ASSIGNMENT:
Go over the lines below, and when one contains the word "Nawijn", copy it.

------------------------------

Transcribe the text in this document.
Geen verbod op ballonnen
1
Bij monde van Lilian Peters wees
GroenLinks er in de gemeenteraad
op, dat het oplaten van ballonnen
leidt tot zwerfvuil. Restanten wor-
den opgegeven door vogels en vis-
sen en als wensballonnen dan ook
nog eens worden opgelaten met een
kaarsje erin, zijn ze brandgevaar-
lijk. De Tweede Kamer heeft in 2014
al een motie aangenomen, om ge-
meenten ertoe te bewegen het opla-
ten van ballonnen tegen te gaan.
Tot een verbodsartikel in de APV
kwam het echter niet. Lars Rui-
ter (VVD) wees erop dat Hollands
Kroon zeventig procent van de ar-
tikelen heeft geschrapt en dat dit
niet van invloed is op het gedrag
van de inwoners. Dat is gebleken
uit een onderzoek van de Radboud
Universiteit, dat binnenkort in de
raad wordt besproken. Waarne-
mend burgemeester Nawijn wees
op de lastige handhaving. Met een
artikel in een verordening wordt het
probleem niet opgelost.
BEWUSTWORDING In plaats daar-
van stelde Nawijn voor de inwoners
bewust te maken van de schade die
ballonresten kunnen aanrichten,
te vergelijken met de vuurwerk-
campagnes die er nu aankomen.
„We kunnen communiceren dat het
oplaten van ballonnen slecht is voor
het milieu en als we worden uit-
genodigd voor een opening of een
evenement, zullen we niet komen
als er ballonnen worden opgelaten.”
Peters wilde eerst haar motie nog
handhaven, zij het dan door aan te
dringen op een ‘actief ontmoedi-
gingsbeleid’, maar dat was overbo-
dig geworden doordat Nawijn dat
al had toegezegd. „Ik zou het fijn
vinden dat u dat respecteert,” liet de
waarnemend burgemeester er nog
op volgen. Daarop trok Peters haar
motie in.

------------------------------

RESULT FOR THIS EXERCISE:
mend burgemeester Nawijn wees
van stelde Nawijn voor de inwoners
dig geworden doordat Nawijn dat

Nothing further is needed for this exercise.